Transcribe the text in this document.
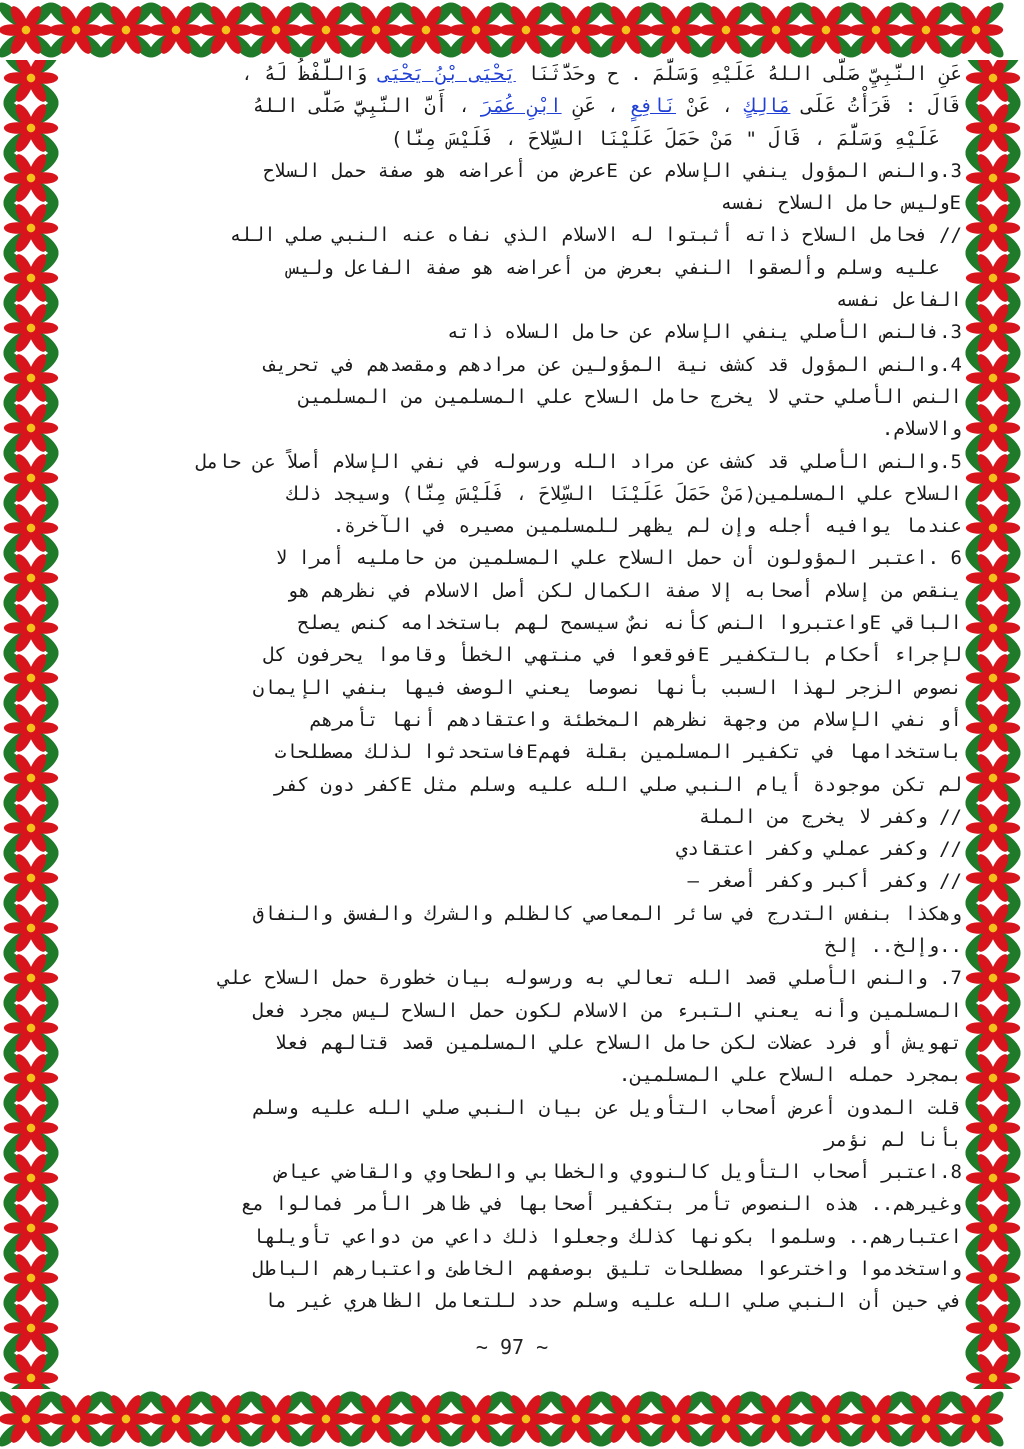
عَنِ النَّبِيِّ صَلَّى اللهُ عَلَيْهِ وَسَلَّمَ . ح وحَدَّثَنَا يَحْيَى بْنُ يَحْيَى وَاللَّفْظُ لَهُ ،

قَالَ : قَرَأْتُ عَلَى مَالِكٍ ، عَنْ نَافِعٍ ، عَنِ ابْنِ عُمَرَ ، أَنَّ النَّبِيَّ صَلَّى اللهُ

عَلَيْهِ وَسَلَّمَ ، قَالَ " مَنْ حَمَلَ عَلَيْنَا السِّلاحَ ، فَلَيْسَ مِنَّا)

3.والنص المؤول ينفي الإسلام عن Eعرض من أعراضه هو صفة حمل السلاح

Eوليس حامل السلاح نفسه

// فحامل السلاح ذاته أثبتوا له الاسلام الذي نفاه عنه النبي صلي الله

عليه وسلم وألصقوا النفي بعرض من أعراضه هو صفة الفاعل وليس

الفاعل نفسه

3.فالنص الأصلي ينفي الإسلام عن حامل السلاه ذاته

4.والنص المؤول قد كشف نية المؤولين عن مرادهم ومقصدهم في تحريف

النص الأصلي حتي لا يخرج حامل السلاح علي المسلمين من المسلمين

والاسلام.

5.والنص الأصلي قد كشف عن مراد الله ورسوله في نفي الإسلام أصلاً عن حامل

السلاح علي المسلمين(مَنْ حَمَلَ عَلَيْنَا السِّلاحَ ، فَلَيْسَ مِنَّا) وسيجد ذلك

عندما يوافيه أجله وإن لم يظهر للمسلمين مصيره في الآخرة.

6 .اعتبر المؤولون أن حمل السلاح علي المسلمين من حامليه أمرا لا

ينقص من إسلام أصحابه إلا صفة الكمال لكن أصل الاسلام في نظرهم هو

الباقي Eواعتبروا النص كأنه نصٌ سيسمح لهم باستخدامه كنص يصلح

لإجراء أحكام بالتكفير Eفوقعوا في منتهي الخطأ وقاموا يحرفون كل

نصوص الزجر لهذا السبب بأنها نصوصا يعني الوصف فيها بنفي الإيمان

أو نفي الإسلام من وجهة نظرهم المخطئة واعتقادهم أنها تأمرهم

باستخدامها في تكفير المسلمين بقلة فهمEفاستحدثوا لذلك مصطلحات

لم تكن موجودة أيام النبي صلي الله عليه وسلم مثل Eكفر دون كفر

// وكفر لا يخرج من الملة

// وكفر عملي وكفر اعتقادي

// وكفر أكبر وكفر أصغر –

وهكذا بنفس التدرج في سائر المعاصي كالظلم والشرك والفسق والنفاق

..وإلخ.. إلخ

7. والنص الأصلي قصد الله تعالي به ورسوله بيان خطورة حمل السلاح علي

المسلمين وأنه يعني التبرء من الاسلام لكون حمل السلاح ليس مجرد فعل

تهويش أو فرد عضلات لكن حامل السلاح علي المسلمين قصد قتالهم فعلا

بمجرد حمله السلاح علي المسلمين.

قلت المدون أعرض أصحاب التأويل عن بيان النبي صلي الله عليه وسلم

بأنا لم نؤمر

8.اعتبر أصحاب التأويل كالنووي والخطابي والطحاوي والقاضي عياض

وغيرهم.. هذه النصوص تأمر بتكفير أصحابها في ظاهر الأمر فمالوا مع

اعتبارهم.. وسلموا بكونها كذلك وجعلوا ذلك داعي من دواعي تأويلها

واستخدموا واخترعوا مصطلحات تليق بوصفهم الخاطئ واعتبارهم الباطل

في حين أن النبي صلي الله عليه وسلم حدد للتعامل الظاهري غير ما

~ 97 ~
# # # # # # #
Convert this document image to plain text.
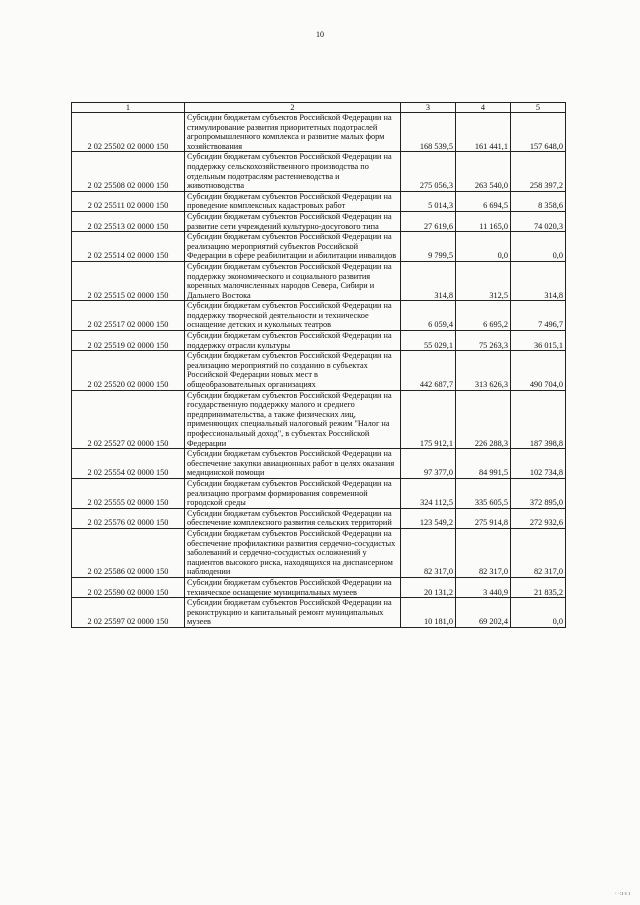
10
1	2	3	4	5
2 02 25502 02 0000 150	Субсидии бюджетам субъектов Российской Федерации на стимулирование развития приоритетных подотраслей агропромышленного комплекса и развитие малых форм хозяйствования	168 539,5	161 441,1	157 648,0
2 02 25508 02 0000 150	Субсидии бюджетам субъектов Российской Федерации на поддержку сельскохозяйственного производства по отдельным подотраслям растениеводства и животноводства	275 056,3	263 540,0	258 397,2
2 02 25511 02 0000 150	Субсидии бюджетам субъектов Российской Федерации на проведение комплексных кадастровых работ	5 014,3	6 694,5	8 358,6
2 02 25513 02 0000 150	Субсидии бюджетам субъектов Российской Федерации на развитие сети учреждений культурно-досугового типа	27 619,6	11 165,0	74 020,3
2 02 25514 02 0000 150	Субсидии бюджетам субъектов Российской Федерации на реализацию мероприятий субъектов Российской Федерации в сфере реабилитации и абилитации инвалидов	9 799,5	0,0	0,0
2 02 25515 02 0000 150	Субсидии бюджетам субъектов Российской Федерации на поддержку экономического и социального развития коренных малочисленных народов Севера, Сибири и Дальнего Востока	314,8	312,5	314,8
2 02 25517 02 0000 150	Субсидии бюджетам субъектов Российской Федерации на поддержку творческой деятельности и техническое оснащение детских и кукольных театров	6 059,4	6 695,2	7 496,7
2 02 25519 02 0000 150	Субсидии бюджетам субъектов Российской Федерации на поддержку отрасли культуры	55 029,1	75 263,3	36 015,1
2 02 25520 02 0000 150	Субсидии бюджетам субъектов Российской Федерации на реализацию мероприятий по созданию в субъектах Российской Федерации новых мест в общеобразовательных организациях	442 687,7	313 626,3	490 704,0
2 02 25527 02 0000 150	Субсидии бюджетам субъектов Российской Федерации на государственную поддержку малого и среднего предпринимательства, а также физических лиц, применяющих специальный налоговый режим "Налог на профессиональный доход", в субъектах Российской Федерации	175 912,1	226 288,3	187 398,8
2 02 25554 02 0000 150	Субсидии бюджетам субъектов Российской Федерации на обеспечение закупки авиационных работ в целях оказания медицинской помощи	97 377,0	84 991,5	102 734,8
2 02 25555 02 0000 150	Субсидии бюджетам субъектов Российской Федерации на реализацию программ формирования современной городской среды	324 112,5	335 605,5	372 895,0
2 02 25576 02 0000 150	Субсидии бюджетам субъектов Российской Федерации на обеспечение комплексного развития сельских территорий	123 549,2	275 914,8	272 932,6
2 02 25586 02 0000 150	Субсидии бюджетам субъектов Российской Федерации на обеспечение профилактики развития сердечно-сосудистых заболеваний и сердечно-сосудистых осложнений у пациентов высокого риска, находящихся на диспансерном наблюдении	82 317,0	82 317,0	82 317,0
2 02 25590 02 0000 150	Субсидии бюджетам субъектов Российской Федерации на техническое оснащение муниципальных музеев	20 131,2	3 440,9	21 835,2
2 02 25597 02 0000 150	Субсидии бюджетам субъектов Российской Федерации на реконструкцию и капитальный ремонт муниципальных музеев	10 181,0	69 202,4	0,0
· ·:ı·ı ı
# # # # # # #
**Job:**
Pick out the lines that contain "السلاح" and copy them.

**Written reply:**
3.والنص المؤول ينفي الإسلام عن Eعرض من أعراضه هو صفة حمل السلاح
Eوليس حامل السلاح نفسه
// فحامل السلاح ذاته أثبتوا له الاسلام الذي نفاه عنه النبي صلي الله
النص الأصلي حتي لا يخرج حامل السلاح علي المسلمين من المسلمين
السلاح علي المسلمين(مَنْ حَمَلَ عَلَيْنَا السِّلاحَ ، فَلَيْسَ مِنَّا) وسيجد ذلك
6 .اعتبر المؤولون أن حمل السلاح علي المسلمين من حامليه أمرا لا
7. والنص الأصلي قصد الله تعالي به ورسوله بيان خطورة حمل السلاح علي
المسلمين وأنه يعني التبرء من الاسلام لكون حمل السلاح ليس مجرد فعل
تهويش أو فرد عضلات لكن حامل السلاح علي المسلمين قصد قتالهم فعلا
بمجرد حمله السلاح علي المسلمين.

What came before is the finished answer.